++++ Pasaje de origen
El Domingo 14 de Abril casi occurió lo primero, porque a Maduro se le volteó mucha gente, pero fue insuficiente para remontar la cuesta de ese nefasto listado, sin el cual seguramente él habría perdido; y por percibir esta burla y denunciar tanta iniquidad, fue que el pueblo opositor tomó la calle, como se hace en cualquier parte del mundo, para luego ser frenado por el mismo Capriles, y enviado de vuelta a casa en lo que fue catalogado por los dirigentes opositores como un acto de “responsabilidad”. Pero una cosa es definir a alguien como irresponsable en un país de gente responsable, y otra cosa es llamar responsable a alguien en un país de gobernantes irresponsables, como es el caso, que perciben esa virtud como debilidad, como lo hicieron con Rosales en su momento, y con del mismo Capriles en Octubre pasado.
++++++++
++++ Datos extraídos
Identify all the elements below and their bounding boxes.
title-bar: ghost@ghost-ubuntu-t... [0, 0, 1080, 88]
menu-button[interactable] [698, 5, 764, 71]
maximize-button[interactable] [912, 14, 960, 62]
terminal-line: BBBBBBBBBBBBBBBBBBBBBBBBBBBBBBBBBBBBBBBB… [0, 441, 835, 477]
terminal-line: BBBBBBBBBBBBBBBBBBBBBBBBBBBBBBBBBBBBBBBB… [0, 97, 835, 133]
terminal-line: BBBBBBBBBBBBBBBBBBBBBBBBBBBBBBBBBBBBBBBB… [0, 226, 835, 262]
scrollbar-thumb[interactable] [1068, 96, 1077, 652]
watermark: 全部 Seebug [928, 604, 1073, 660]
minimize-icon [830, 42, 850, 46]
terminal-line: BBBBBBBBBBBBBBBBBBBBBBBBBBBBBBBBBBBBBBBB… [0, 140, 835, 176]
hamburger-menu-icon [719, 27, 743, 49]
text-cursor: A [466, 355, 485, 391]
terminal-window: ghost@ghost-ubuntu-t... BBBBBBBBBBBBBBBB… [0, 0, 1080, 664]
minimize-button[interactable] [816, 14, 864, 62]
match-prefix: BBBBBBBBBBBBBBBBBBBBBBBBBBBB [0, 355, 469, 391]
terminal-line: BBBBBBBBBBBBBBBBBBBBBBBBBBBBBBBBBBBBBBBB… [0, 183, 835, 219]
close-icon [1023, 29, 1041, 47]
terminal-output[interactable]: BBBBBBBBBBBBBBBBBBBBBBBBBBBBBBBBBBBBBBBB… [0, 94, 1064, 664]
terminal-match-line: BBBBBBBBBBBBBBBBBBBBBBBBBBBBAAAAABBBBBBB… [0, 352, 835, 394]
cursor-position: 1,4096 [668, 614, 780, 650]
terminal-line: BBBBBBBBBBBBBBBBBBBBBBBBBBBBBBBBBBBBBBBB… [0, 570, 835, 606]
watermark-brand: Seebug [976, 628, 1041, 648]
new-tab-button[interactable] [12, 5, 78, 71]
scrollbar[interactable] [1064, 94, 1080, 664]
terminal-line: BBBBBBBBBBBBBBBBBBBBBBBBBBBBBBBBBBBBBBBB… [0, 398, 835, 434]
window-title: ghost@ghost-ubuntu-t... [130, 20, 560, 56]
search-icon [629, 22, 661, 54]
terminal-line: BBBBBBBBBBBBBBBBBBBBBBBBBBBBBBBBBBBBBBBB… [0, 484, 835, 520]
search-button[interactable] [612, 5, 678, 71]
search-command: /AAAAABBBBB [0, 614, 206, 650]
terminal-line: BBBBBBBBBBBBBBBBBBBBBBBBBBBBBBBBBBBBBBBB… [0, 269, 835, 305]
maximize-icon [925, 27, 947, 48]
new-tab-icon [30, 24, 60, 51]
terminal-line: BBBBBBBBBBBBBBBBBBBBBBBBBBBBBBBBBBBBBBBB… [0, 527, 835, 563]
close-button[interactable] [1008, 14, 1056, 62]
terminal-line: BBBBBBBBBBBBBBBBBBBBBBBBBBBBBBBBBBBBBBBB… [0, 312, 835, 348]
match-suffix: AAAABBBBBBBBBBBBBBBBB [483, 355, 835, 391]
++++++++
_Consigna_:
Copia de nuevo, por favor, el pasaje de origen desde "El Domingo 14" hasta "en Octubre pasado.", ambos incluidos, y cambia "nefasto" por "dudoso".

_Respuesta final_:
El Domingo 14 de Abril casi occurió lo primero, porque a Maduro se le volteó mucha gente, pero fue insuficiente para remontar la cuesta de ese dudoso listado, sin el cual seguramente él habría perdido; y por percibir esta burla y denunciar tanta iniquidad, fue que el pueblo opositor tomó la calle, como se hace en cualquier parte del mundo, para luego ser frenado por el mismo Capriles, y enviado de vuelta a casa en lo que fue catalogado por los dirigentes opositores como un acto de “responsabilidad”. Pero una cosa es definir a alguien como irresponsable en un país de gente responsable, y otra cosa es llamar responsable a alguien en un país de gobernantes irresponsables, como es el caso, que perciben esa virtud como debilidad, como lo hicieron con Rosales en su momento, y con del mismo Capriles en Octubre pasado.